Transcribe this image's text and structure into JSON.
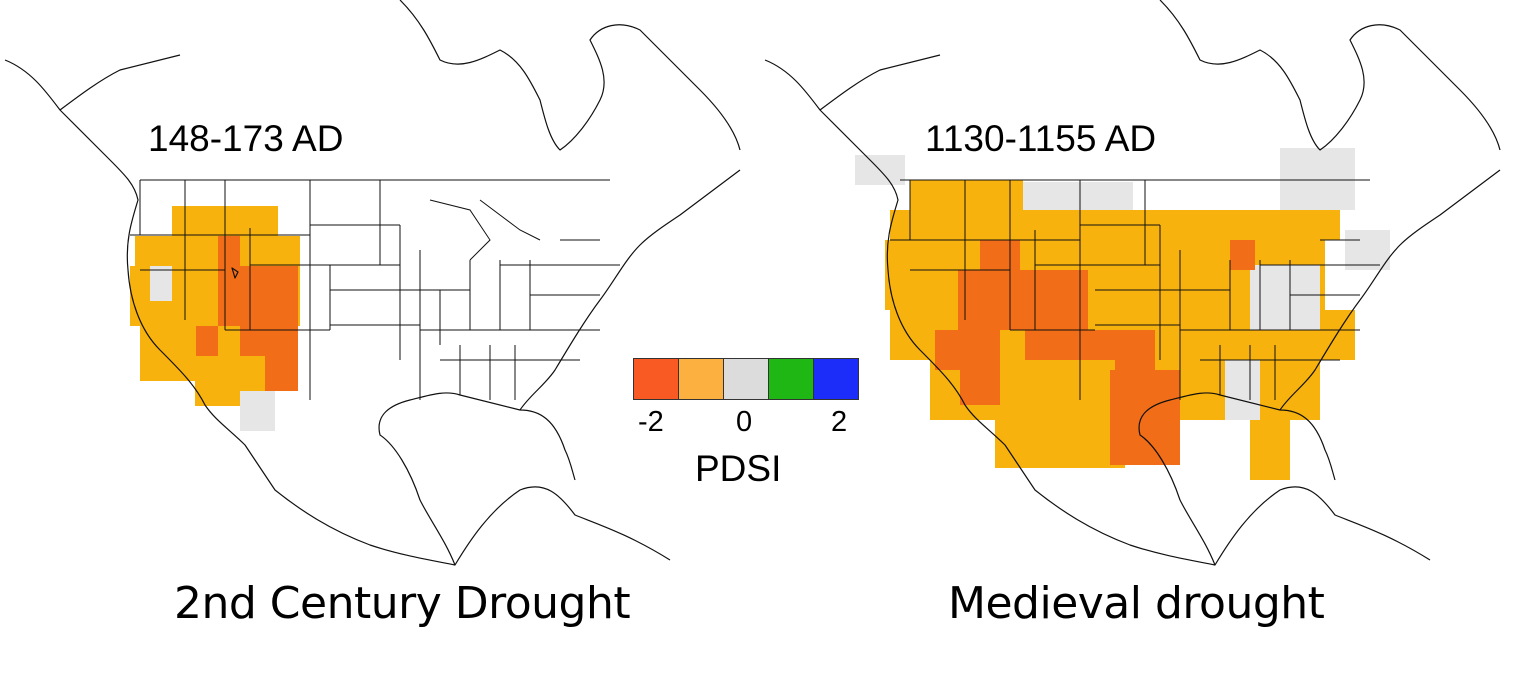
{
  "maps": [
    {
      "period": "148-173 AD",
      "caption": "2nd Century Drought"
    },
    {
      "period": "1130-1155 AD",
      "caption": "Medieval drought"
    }
  ],
  "legend": {
    "title": "PDSI",
    "ticks": [
      "-2",
      "0",
      "2"
    ],
    "colors": {
      "severe_drought": "#f95a23",
      "moderate_drought": "#fbb040",
      "normal": "#dcdcdc",
      "wet": "#1fb714",
      "very_wet": "#1c2cf9"
    },
    "swatches": [
      "#f95a23",
      "#fbb040",
      "#dcdcdc",
      "#1fb714",
      "#1c2cf9"
    ]
  },
  "fill_colors": {
    "dark_orange": "#f26d18",
    "orange": "#f8b20d",
    "gray": "#e6e6e6"
  }
}
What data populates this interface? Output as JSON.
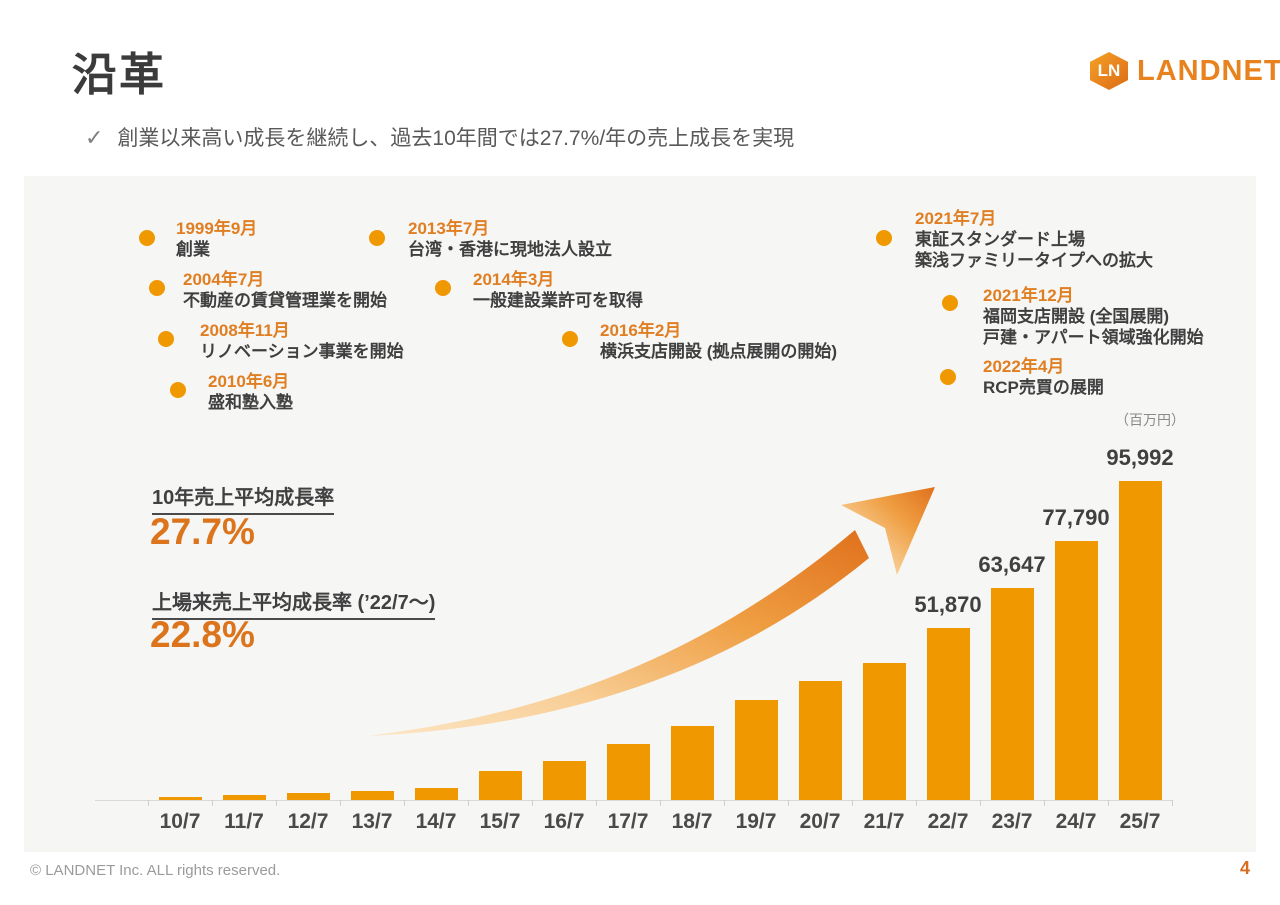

▶ [What is expected]
Leave out all images, then reproduce the entries above exactly.

▶ [Right answer]
Transcribe this image's text and structure into JSON.
{
  "maps": [
    {
      "period": "148-173 AD",
      "caption": "2nd Century Drought"
    },
    {
      "period": "1130-1155 AD",
      "caption": "Medieval drought"
    }
  ],
  "legend": {
    "title": "PDSI",
    "ticks": [
      "-2",
      "0",
      "2"
    ],
    "colors": {
      "severe_drought": "#f95a23",
      "moderate_drought": "#fbb040",
      "normal": "#dcdcdc",
      "wet": "#1fb714",
      "very_wet": "#1c2cf9"
    },
    "swatches": [
      "#f95a23",
      "#fbb040",
      "#dcdcdc",
      "#1fb714",
      "#1c2cf9"
    ]
  },
  "fill_colors": {
    "dark_orange": "#f26d18",
    "orange": "#f8b20d",
    "gray": "#e6e6e6"
  }
}
What data populates this interface? Output as JSON.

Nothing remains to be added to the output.